## start EXTRACTED RECORDS
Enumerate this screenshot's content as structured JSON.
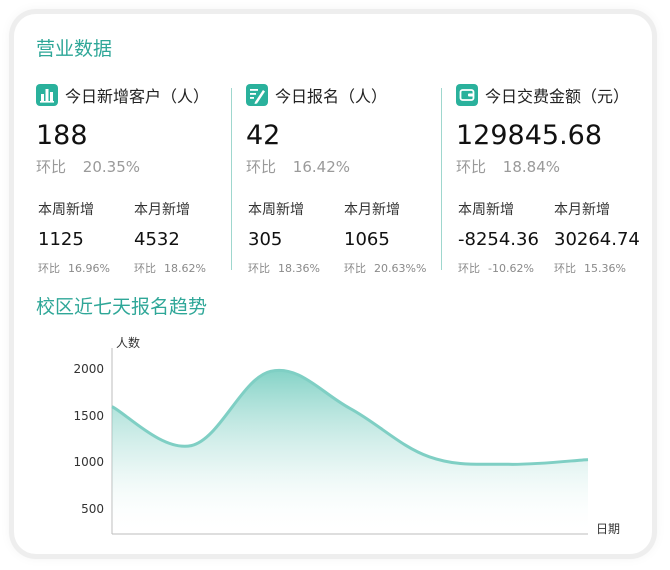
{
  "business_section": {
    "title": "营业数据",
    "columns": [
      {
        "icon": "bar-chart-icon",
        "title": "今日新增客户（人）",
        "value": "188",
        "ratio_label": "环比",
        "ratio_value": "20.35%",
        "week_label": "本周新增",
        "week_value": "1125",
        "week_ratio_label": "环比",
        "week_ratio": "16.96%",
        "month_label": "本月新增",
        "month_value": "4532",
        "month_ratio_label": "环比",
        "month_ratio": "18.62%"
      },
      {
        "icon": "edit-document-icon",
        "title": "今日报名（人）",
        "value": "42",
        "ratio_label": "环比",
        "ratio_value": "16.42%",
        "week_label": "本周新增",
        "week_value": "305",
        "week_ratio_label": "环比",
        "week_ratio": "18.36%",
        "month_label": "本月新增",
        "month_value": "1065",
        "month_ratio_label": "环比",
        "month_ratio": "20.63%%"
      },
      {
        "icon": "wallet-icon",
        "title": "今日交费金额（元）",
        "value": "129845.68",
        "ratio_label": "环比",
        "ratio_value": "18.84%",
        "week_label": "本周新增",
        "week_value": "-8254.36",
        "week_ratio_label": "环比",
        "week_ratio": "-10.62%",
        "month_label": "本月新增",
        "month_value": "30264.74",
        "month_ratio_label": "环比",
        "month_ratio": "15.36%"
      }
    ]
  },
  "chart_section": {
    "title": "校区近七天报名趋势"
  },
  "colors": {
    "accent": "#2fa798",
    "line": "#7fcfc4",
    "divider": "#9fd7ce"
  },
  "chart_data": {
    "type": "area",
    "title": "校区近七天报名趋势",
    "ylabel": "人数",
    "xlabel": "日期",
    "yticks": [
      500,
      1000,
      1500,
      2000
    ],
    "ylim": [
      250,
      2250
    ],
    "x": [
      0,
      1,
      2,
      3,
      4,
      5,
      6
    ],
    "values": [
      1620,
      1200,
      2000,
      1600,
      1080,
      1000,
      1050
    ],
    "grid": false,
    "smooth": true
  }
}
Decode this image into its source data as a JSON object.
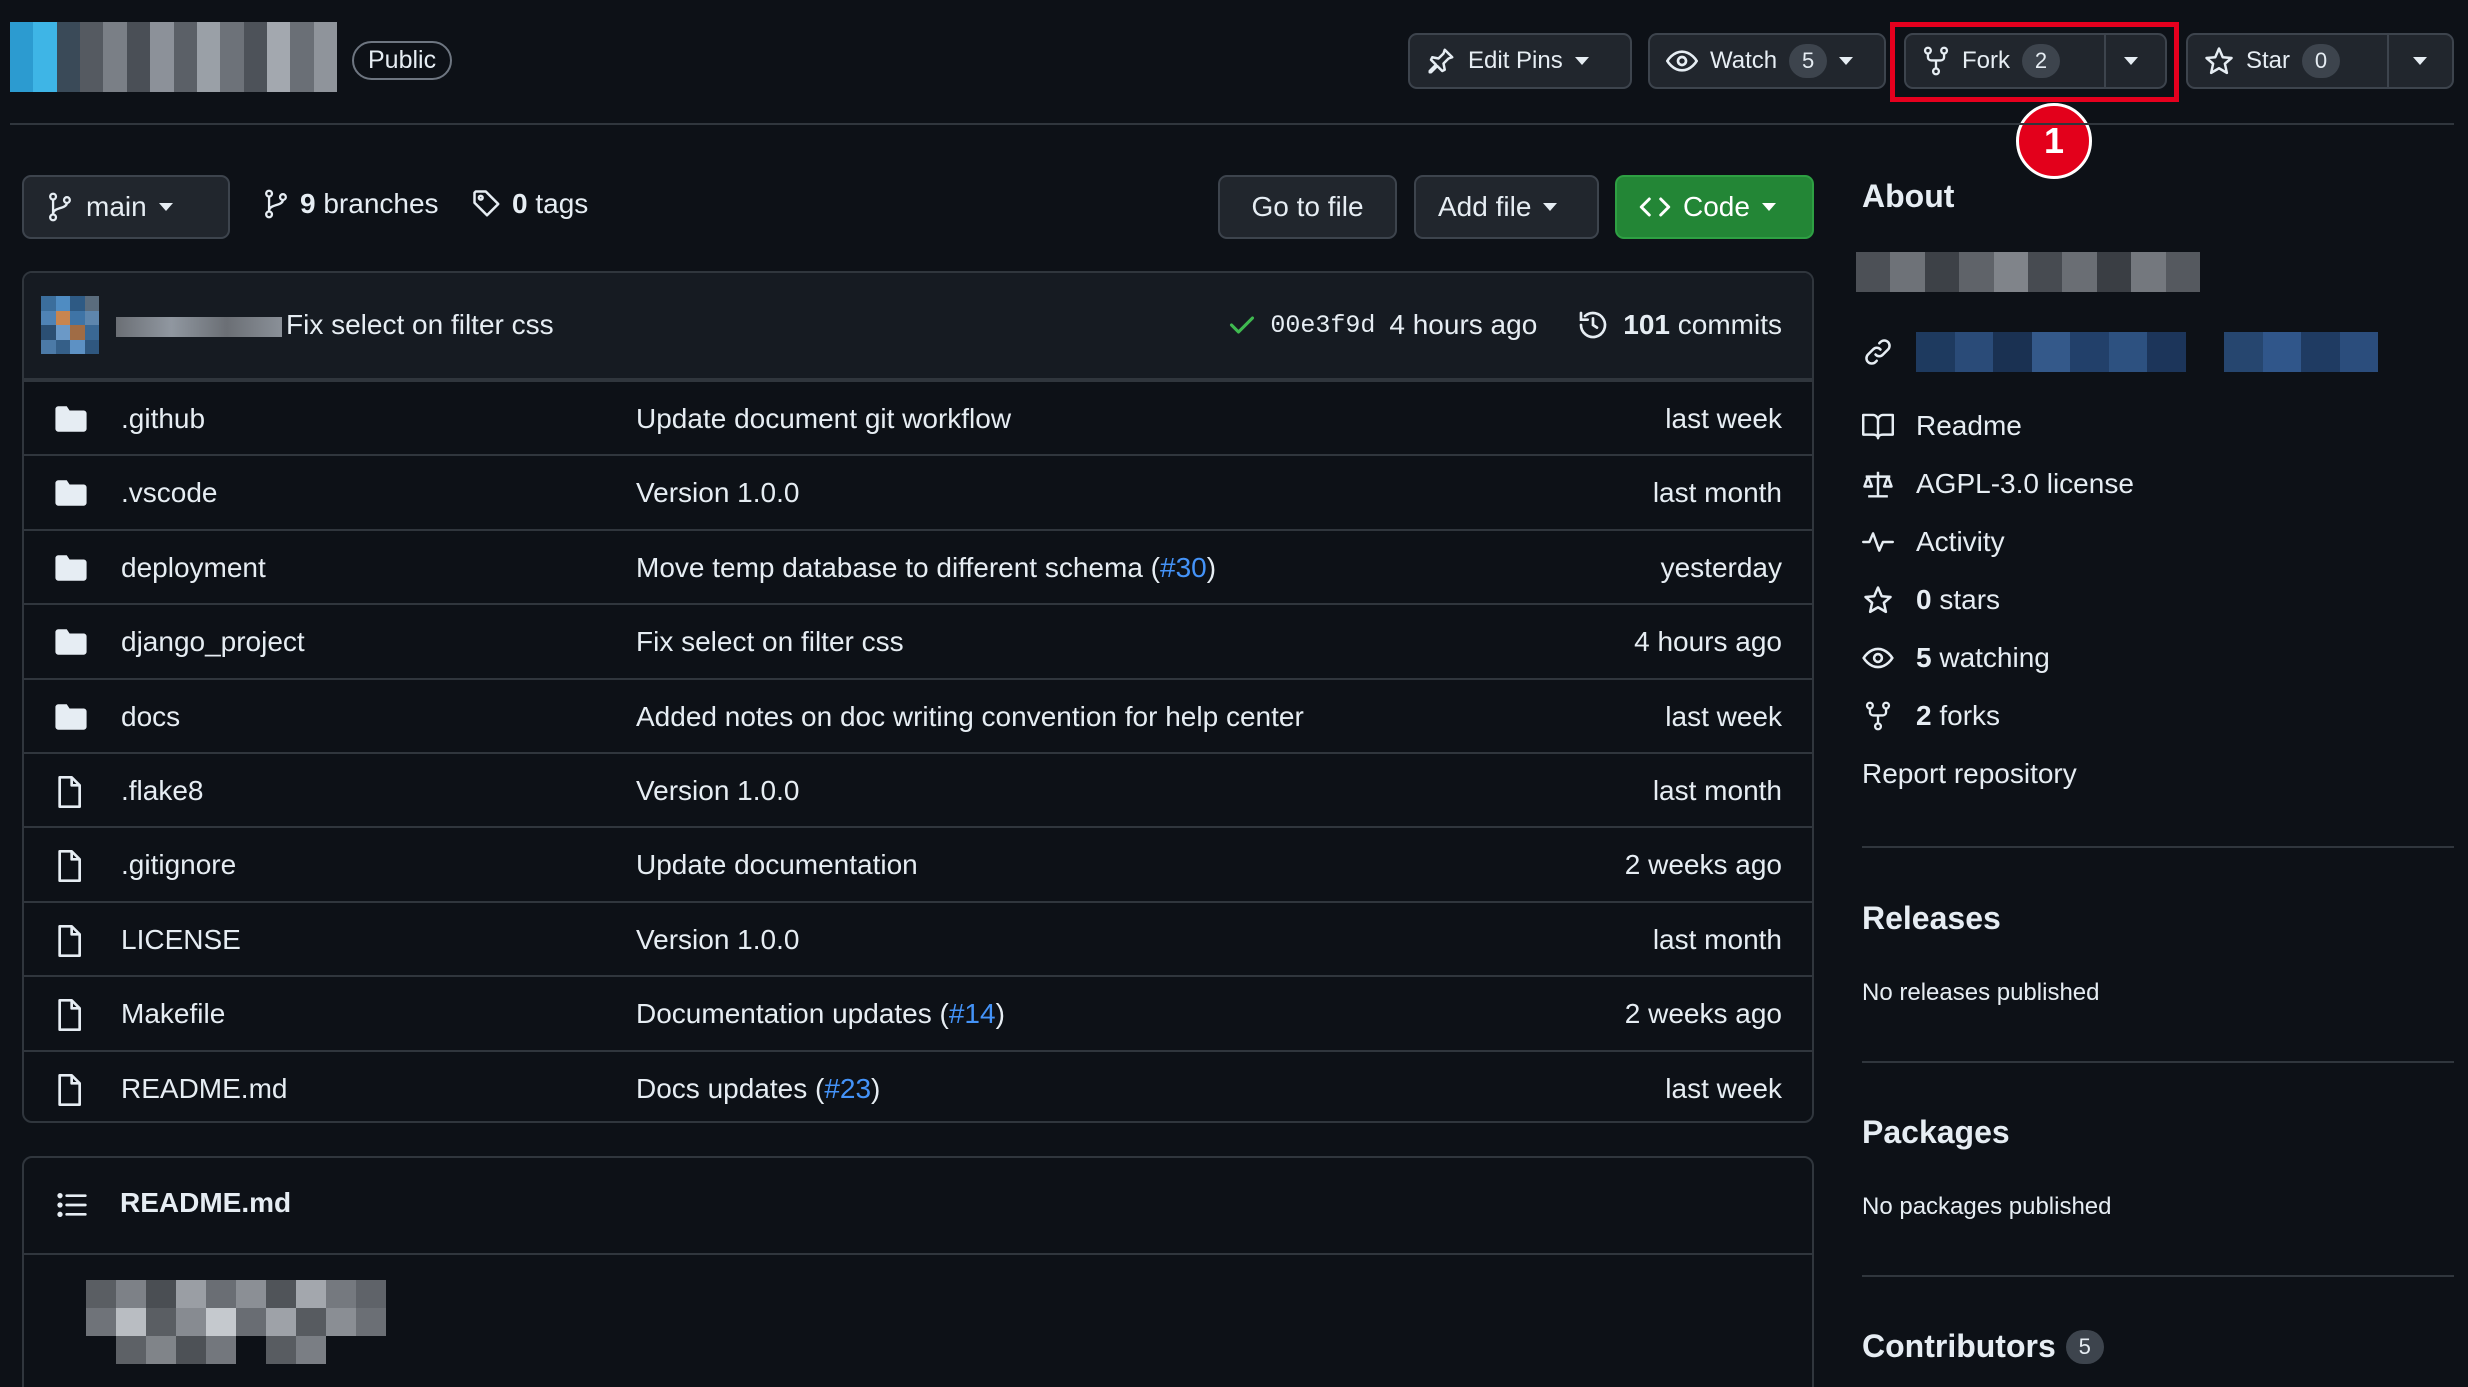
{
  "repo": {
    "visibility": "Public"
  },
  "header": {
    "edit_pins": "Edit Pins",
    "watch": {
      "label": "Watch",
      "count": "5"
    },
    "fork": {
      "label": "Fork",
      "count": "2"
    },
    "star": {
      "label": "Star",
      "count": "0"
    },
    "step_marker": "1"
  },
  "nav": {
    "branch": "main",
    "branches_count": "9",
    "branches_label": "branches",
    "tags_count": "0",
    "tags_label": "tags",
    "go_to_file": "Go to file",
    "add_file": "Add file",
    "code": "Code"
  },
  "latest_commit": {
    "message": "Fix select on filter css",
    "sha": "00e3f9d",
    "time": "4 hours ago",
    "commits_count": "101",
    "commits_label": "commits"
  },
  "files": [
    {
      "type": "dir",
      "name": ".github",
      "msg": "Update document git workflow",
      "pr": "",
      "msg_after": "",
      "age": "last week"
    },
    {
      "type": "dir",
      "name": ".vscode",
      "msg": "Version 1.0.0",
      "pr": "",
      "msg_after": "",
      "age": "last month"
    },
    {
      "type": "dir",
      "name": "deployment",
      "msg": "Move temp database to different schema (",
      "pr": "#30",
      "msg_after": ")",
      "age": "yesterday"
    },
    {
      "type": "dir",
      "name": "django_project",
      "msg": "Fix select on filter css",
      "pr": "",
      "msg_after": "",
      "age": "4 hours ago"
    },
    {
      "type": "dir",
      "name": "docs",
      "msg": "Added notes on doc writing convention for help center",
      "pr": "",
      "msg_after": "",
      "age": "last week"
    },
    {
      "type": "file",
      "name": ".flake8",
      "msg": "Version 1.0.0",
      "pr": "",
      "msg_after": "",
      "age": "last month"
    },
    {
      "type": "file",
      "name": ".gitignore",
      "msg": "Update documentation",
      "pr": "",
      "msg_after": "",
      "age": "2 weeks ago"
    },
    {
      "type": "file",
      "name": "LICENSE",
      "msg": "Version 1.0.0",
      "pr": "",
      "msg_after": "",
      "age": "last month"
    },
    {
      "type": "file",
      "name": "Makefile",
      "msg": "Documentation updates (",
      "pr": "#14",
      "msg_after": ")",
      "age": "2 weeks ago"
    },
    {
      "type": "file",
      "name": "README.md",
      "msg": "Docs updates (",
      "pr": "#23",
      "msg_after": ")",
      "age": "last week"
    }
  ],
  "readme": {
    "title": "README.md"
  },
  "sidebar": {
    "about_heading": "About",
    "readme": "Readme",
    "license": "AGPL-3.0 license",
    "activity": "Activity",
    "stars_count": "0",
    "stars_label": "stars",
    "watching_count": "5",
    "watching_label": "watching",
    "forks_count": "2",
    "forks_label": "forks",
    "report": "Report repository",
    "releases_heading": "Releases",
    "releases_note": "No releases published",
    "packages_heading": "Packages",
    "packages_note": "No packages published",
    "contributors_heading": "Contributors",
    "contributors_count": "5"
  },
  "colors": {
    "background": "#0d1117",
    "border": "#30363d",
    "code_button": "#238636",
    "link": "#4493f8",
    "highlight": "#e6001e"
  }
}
## end EXTRACTED RECORDS
▸ **GOAL**
Copy every record above exactly as written, but leave out the pictures.

▸ **SOLUTION FOR THIS EXERCISE**
Enumerate this screenshot's content as structured JSON.
{
  "business_section": {
    "title": "营业数据",
    "columns": [
      {
        "icon": "bar-chart-icon",
        "title": "今日新增客户（人）",
        "value": "188",
        "ratio_label": "环比",
        "ratio_value": "20.35%",
        "week_label": "本周新增",
        "week_value": "1125",
        "week_ratio_label": "环比",
        "week_ratio": "16.96%",
        "month_label": "本月新增",
        "month_value": "4532",
        "month_ratio_label": "环比",
        "month_ratio": "18.62%"
      },
      {
        "icon": "edit-document-icon",
        "title": "今日报名（人）",
        "value": "42",
        "ratio_label": "环比",
        "ratio_value": "16.42%",
        "week_label": "本周新增",
        "week_value": "305",
        "week_ratio_label": "环比",
        "week_ratio": "18.36%",
        "month_label": "本月新增",
        "month_value": "1065",
        "month_ratio_label": "环比",
        "month_ratio": "20.63%%"
      },
      {
        "icon": "wallet-icon",
        "title": "今日交费金额（元）",
        "value": "129845.68",
        "ratio_label": "环比",
        "ratio_value": "18.84%",
        "week_label": "本周新增",
        "week_value": "-8254.36",
        "week_ratio_label": "环比",
        "week_ratio": "-10.62%",
        "month_label": "本月新增",
        "month_value": "30264.74",
        "month_ratio_label": "环比",
        "month_ratio": "15.36%"
      }
    ]
  },
  "chart_section": {
    "title": "校区近七天报名趋势"
  },
  "colors": {
    "accent": "#2fa798",
    "line": "#7fcfc4",
    "divider": "#9fd7ce"
  },
  "chart_data": {
    "type": "area",
    "title": "校区近七天报名趋势",
    "ylabel": "人数",
    "xlabel": "日期",
    "yticks": [
      500,
      1000,
      1500,
      2000
    ],
    "ylim": [
      250,
      2250
    ],
    "x": [
      0,
      1,
      2,
      3,
      4,
      5,
      6
    ],
    "values": [
      1620,
      1200,
      2000,
      1600,
      1080,
      1000,
      1050
    ],
    "grid": false,
    "smooth": true
  }
}
Decode this image into its source data as a JSON object.
{
  "repo": {
    "visibility": "Public"
  },
  "header": {
    "edit_pins": "Edit Pins",
    "watch": {
      "label": "Watch",
      "count": "5"
    },
    "fork": {
      "label": "Fork",
      "count": "2"
    },
    "star": {
      "label": "Star",
      "count": "0"
    },
    "step_marker": "1"
  },
  "nav": {
    "branch": "main",
    "branches_count": "9",
    "branches_label": "branches",
    "tags_count": "0",
    "tags_label": "tags",
    "go_to_file": "Go to file",
    "add_file": "Add file",
    "code": "Code"
  },
  "latest_commit": {
    "message": "Fix select on filter css",
    "sha": "00e3f9d",
    "time": "4 hours ago",
    "commits_count": "101",
    "commits_label": "commits"
  },
  "files": [
    {
      "type": "dir",
      "name": ".github",
      "msg": "Update document git workflow",
      "pr": "",
      "msg_after": "",
      "age": "last week"
    },
    {
      "type": "dir",
      "name": ".vscode",
      "msg": "Version 1.0.0",
      "pr": "",
      "msg_after": "",
      "age": "last month"
    },
    {
      "type": "dir",
      "name": "deployment",
      "msg": "Move temp database to different schema (",
      "pr": "#30",
      "msg_after": ")",
      "age": "yesterday"
    },
    {
      "type": "dir",
      "name": "django_project",
      "msg": "Fix select on filter css",
      "pr": "",
      "msg_after": "",
      "age": "4 hours ago"
    },
    {
      "type": "dir",
      "name": "docs",
      "msg": "Added notes on doc writing convention for help center",
      "pr": "",
      "msg_after": "",
      "age": "last week"
    },
    {
      "type": "file",
      "name": ".flake8",
      "msg": "Version 1.0.0",
      "pr": "",
      "msg_after": "",
      "age": "last month"
    },
    {
      "type": "file",
      "name": ".gitignore",
      "msg": "Update documentation",
      "pr": "",
      "msg_after": "",
      "age": "2 weeks ago"
    },
    {
      "type": "file",
      "name": "LICENSE",
      "msg": "Version 1.0.0",
      "pr": "",
      "msg_after": "",
      "age": "last month"
    },
    {
      "type": "file",
      "name": "Makefile",
      "msg": "Documentation updates (",
      "pr": "#14",
      "msg_after": ")",
      "age": "2 weeks ago"
    },
    {
      "type": "file",
      "name": "README.md",
      "msg": "Docs updates (",
      "pr": "#23",
      "msg_after": ")",
      "age": "last week"
    }
  ],
  "readme": {
    "title": "README.md"
  },
  "sidebar": {
    "about_heading": "About",
    "readme": "Readme",
    "license": "AGPL-3.0 license",
    "activity": "Activity",
    "stars_count": "0",
    "stars_label": "stars",
    "watching_count": "5",
    "watching_label": "watching",
    "forks_count": "2",
    "forks_label": "forks",
    "report": "Report repository",
    "releases_heading": "Releases",
    "releases_note": "No releases published",
    "packages_heading": "Packages",
    "packages_note": "No packages published",
    "contributors_heading": "Contributors",
    "contributors_count": "5"
  },
  "colors": {
    "background": "#0d1117",
    "border": "#30363d",
    "code_button": "#238636",
    "link": "#4493f8",
    "highlight": "#e6001e"
  }
}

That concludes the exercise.